START Record excerpts

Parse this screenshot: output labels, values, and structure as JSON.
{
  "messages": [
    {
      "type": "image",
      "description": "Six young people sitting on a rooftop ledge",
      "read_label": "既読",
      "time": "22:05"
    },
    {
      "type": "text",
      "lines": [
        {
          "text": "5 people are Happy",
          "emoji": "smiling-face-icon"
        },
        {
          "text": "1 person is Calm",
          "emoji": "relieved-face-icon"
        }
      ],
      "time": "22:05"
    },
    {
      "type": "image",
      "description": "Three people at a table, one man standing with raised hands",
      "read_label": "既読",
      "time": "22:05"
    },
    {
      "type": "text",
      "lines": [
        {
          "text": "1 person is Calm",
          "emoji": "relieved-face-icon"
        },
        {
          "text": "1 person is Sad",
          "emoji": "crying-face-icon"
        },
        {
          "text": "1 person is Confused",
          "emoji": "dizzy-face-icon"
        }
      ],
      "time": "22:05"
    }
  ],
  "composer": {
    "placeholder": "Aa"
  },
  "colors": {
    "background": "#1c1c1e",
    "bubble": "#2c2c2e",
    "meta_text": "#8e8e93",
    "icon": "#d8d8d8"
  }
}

END Record excerpts

Problem to solve: Extract each entry in full, exactly as given.

Output for this task:
Parse this screenshot: output labels, values, and structure as JSON.
{
  "messages": [
    {
      "type": "image",
      "description": "Six young people sitting on a rooftop ledge",
      "read_label": "既読",
      "time": "22:05"
    },
    {
      "type": "text",
      "lines": [
        {
          "text": "5 people are Happy",
          "emoji": "smiling-face-icon"
        },
        {
          "text": "1 person is Calm",
          "emoji": "relieved-face-icon"
        }
      ],
      "time": "22:05"
    },
    {
      "type": "image",
      "description": "Three people at a table, one man standing with raised hands",
      "read_label": "既読",
      "time": "22:05"
    },
    {
      "type": "text",
      "lines": [
        {
          "text": "1 person is Calm",
          "emoji": "relieved-face-icon"
        },
        {
          "text": "1 person is Sad",
          "emoji": "crying-face-icon"
        },
        {
          "text": "1 person is Confused",
          "emoji": "dizzy-face-icon"
        }
      ],
      "time": "22:05"
    }
  ],
  "composer": {
    "placeholder": "Aa"
  },
  "colors": {
    "background": "#1c1c1e",
    "bubble": "#2c2c2e",
    "meta_text": "#8e8e93",
    "icon": "#d8d8d8"
  }
}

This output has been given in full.